PROBLEM DETAILS:
Gather every line in the records below that contains the word "text".

PROVIDED ENTRIES:
▼▼▼
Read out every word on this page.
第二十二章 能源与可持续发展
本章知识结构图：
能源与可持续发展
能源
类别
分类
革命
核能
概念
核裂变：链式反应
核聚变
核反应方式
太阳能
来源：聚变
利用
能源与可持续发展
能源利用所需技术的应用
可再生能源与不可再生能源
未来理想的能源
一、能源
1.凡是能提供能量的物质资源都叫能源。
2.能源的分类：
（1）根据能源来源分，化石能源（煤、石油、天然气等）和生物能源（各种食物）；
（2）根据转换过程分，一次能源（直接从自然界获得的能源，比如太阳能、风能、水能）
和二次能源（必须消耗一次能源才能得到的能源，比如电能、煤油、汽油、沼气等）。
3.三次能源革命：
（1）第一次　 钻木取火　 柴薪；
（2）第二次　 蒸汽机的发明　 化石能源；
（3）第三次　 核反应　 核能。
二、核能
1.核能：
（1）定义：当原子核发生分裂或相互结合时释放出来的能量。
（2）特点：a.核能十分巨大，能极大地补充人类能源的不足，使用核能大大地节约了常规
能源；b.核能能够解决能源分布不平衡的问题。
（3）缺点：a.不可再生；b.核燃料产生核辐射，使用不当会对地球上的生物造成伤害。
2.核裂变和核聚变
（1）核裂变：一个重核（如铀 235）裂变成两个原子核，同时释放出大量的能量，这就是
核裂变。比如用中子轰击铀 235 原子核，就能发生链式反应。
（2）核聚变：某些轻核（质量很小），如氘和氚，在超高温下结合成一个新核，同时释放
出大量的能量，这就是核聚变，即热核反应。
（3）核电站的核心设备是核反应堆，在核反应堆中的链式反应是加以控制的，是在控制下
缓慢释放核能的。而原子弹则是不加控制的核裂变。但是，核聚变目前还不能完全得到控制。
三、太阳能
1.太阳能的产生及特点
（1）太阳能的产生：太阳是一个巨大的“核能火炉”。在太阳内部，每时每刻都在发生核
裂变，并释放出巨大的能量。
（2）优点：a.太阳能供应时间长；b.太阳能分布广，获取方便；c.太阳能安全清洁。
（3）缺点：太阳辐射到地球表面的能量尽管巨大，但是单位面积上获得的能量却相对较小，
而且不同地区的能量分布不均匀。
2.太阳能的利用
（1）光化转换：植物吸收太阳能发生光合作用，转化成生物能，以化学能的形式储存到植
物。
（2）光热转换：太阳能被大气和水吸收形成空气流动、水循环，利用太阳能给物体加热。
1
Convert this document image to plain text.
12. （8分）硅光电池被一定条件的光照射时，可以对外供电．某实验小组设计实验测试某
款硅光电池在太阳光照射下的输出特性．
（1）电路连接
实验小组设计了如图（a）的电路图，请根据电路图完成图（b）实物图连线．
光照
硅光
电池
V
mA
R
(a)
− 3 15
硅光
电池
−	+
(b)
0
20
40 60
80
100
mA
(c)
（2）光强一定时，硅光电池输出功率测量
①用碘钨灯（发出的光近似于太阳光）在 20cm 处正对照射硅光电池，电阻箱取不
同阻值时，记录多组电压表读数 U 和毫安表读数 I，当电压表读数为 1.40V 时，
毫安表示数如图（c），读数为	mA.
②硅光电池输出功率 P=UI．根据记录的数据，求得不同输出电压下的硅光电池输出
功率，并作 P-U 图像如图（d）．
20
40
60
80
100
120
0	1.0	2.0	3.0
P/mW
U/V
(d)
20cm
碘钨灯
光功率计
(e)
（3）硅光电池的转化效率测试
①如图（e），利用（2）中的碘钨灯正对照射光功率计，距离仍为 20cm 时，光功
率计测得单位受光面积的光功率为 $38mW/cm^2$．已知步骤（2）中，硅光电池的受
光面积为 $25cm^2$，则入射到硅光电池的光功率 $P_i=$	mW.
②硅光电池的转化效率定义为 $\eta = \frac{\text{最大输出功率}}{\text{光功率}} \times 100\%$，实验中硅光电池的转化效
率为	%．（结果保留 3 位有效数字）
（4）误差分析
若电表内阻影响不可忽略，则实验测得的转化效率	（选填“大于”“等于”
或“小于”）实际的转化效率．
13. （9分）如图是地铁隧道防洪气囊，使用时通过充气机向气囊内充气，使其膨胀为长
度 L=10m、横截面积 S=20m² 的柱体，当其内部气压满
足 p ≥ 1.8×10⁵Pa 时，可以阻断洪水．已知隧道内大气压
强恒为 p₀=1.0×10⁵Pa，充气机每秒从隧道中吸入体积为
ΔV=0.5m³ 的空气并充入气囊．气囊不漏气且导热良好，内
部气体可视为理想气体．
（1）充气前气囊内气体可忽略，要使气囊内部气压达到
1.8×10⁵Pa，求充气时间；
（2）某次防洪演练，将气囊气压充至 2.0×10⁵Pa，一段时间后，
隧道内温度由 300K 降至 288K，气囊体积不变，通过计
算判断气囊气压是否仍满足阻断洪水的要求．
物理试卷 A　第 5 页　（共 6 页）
▲▲▲
ANSWER BELOW:
Convert this document image to plain text.
②硅光电池的转化效率定义为 $\eta = \frac{\text{最大输出功率}}{\text{光功率}} \times 100\%$，实验中硅光电池的转化效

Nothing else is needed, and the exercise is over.